- [Material to process]
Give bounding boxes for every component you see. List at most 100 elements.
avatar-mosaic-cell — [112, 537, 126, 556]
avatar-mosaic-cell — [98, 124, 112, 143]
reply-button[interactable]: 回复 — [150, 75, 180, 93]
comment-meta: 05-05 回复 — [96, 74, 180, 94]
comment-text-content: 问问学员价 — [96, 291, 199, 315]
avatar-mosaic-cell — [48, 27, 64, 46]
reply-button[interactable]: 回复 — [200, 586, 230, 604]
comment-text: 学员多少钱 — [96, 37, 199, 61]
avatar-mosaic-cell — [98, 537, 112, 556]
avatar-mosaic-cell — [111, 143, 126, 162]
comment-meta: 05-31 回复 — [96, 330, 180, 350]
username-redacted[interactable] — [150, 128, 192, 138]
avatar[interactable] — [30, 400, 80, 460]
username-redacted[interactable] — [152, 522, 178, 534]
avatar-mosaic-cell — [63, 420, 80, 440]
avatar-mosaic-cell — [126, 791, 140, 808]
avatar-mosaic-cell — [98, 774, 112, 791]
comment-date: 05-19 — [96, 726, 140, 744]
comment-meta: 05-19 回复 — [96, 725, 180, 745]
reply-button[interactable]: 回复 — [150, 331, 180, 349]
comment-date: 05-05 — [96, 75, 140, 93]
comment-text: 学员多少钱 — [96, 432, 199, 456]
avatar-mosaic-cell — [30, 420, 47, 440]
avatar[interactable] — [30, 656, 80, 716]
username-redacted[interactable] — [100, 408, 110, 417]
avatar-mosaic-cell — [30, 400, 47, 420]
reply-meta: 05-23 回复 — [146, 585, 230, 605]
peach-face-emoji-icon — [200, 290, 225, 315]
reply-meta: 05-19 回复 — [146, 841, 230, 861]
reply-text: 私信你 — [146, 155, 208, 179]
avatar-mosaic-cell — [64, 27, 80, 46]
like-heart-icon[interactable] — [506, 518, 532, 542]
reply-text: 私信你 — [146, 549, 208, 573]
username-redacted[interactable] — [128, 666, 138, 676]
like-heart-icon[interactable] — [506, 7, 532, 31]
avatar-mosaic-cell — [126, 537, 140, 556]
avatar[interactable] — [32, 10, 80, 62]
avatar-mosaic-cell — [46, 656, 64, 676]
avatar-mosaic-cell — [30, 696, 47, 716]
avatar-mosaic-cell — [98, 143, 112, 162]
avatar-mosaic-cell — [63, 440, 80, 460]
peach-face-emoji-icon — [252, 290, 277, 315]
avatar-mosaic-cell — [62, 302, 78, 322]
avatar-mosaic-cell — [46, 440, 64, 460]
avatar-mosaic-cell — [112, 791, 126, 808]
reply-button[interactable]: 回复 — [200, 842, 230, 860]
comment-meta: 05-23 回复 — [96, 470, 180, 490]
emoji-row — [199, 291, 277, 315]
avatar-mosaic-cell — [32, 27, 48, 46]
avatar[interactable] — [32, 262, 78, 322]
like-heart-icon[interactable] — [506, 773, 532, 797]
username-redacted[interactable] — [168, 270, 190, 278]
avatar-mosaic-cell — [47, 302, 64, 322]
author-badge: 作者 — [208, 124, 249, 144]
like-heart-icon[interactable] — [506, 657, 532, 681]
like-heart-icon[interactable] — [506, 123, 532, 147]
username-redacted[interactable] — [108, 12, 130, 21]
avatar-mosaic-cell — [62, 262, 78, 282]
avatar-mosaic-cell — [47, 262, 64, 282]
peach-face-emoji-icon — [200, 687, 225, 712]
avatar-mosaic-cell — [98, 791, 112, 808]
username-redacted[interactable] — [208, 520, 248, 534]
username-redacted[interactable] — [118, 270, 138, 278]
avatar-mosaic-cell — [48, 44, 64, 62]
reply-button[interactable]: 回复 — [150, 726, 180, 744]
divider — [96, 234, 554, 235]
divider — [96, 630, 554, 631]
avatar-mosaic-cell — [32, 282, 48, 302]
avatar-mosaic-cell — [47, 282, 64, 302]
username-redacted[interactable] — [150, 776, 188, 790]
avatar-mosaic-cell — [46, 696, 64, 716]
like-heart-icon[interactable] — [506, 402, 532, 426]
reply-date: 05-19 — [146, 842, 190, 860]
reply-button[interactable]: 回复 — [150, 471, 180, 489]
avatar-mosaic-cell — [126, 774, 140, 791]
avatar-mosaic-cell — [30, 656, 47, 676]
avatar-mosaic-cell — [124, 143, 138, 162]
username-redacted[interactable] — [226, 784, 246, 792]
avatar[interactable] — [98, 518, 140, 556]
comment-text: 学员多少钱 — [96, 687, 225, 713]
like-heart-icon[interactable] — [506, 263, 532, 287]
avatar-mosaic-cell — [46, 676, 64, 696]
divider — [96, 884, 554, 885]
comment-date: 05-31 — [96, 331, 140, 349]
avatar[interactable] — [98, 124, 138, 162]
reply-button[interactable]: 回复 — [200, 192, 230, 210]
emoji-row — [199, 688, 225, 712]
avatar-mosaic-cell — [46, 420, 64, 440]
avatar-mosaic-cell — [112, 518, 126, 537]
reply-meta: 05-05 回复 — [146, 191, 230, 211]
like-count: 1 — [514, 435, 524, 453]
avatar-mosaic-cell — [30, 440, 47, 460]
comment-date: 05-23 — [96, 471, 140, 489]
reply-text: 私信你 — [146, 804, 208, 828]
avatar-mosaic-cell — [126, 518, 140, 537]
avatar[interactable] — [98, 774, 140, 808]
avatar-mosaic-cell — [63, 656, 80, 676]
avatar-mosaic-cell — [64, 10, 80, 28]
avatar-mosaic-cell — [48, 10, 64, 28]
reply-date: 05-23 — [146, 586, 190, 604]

- [Exercise goal]
Reproduce all of the records above line for line, with no changes.

- [Written solution]
Give bounding boxes for every component you see. List at most 100 elements.
avatar-mosaic-cell — [112, 537, 126, 556]
avatar-mosaic-cell — [98, 124, 112, 143]
reply-button[interactable]: 回复 — [150, 75, 180, 93]
comment-meta: 05-05 回复 — [96, 74, 180, 94]
comment-text-content: 问问学员价 — [96, 291, 199, 315]
avatar-mosaic-cell — [48, 27, 64, 46]
reply-button[interactable]: 回复 — [200, 586, 230, 604]
comment-text: 学员多少钱 — [96, 37, 199, 61]
avatar-mosaic-cell — [98, 537, 112, 556]
avatar-mosaic-cell — [111, 143, 126, 162]
comment-meta: 05-31 回复 — [96, 330, 180, 350]
username-redacted[interactable] — [150, 128, 192, 138]
avatar[interactable] — [30, 400, 80, 460]
username-redacted[interactable] — [152, 522, 178, 534]
avatar-mosaic-cell — [63, 420, 80, 440]
avatar-mosaic-cell — [126, 791, 140, 808]
avatar-mosaic-cell — [98, 774, 112, 791]
comment-date: 05-19 — [96, 726, 140, 744]
comment-meta: 05-19 回复 — [96, 725, 180, 745]
reply-button[interactable]: 回复 — [150, 331, 180, 349]
comment-date: 05-05 — [96, 75, 140, 93]
comment-text: 学员多少钱 — [96, 432, 199, 456]
avatar-mosaic-cell — [30, 420, 47, 440]
avatar[interactable] — [30, 656, 80, 716]
username-redacted[interactable] — [100, 408, 110, 417]
avatar-mosaic-cell — [30, 400, 47, 420]
reply-meta: 05-23 回复 — [146, 585, 230, 605]
peach-face-emoji-icon — [200, 290, 225, 315]
reply-meta: 05-19 回复 — [146, 841, 230, 861]
reply-text: 私信你 — [146, 155, 208, 179]
avatar-mosaic-cell — [64, 27, 80, 46]
like-heart-icon[interactable] — [506, 518, 532, 542]
reply-text: 私信你 — [146, 549, 208, 573]
username-redacted[interactable] — [128, 666, 138, 676]
like-heart-icon[interactable] — [506, 7, 532, 31]
avatar-mosaic-cell — [126, 537, 140, 556]
avatar[interactable] — [32, 10, 80, 62]
avatar-mosaic-cell — [46, 656, 64, 676]
avatar-mosaic-cell — [30, 696, 47, 716]
avatar-mosaic-cell — [98, 143, 112, 162]
avatar-mosaic-cell — [63, 440, 80, 460]
peach-face-emoji-icon — [252, 290, 277, 315]
avatar-mosaic-cell — [62, 302, 78, 322]
avatar-mosaic-cell — [46, 440, 64, 460]
avatar-mosaic-cell — [112, 791, 126, 808]
reply-button[interactable]: 回复 — [200, 842, 230, 860]
comment-meta: 05-23 回复 — [96, 470, 180, 490]
emoji-row — [199, 291, 277, 315]
avatar-mosaic-cell — [32, 27, 48, 46]
avatar[interactable] — [32, 262, 78, 322]
like-heart-icon[interactable] — [506, 773, 532, 797]
username-redacted[interactable] — [168, 270, 190, 278]
avatar-mosaic-cell — [47, 302, 64, 322]
author-badge: 作者 — [208, 124, 249, 144]
like-heart-icon[interactable] — [506, 657, 532, 681]
like-heart-icon[interactable] — [506, 123, 532, 147]
username-redacted[interactable] — [108, 12, 130, 21]
avatar-mosaic-cell — [62, 262, 78, 282]
avatar-mosaic-cell — [47, 262, 64, 282]
peach-face-emoji-icon — [200, 687, 225, 712]
avatar-mosaic-cell — [98, 791, 112, 808]
username-redacted[interactable] — [208, 520, 248, 534]
username-redacted[interactable] — [118, 270, 138, 278]
avatar-mosaic-cell — [48, 44, 64, 62]
reply-button[interactable]: 回复 — [150, 726, 180, 744]
divider — [96, 234, 554, 235]
divider — [96, 630, 554, 631]
avatar-mosaic-cell — [32, 282, 48, 302]
avatar-mosaic-cell — [47, 282, 64, 302]
username-redacted[interactable] — [150, 776, 188, 790]
avatar-mosaic-cell — [46, 696, 64, 716]
like-heart-icon[interactable] — [506, 402, 532, 426]
reply-date: 05-19 — [146, 842, 190, 860]
reply-button[interactable]: 回复 — [150, 471, 180, 489]
avatar-mosaic-cell — [126, 774, 140, 791]
avatar-mosaic-cell — [30, 656, 47, 676]
avatar-mosaic-cell — [124, 143, 138, 162]
username-redacted[interactable] — [226, 784, 246, 792]
avatar[interactable] — [98, 518, 140, 556]
comment-text: 学员多少钱 — [96, 687, 225, 713]
like-heart-icon[interactable] — [506, 263, 532, 287]
avatar-mosaic-cell — [46, 676, 64, 696]
divider — [96, 884, 554, 885]
comment-date: 05-31 — [96, 331, 140, 349]
avatar[interactable] — [98, 124, 138, 162]
reply-button[interactable]: 回复 — [200, 192, 230, 210]
emoji-row — [199, 688, 225, 712]
avatar-mosaic-cell — [46, 420, 64, 440]
avatar-mosaic-cell — [112, 518, 126, 537]
reply-meta: 05-05 回复 — [146, 191, 230, 211]
like-count: 1 — [514, 435, 524, 453]
avatar-mosaic-cell — [30, 440, 47, 460]
comment-date: 05-23 — [96, 471, 140, 489]
reply-text: 私信你 — [146, 804, 208, 828]
avatar-mosaic-cell — [126, 518, 140, 537]
avatar[interactable] — [98, 774, 140, 808]
avatar-mosaic-cell — [63, 656, 80, 676]
avatar-mosaic-cell — [64, 10, 80, 28]
avatar-mosaic-cell — [48, 10, 64, 28]
reply-date: 05-23 — [146, 586, 190, 604]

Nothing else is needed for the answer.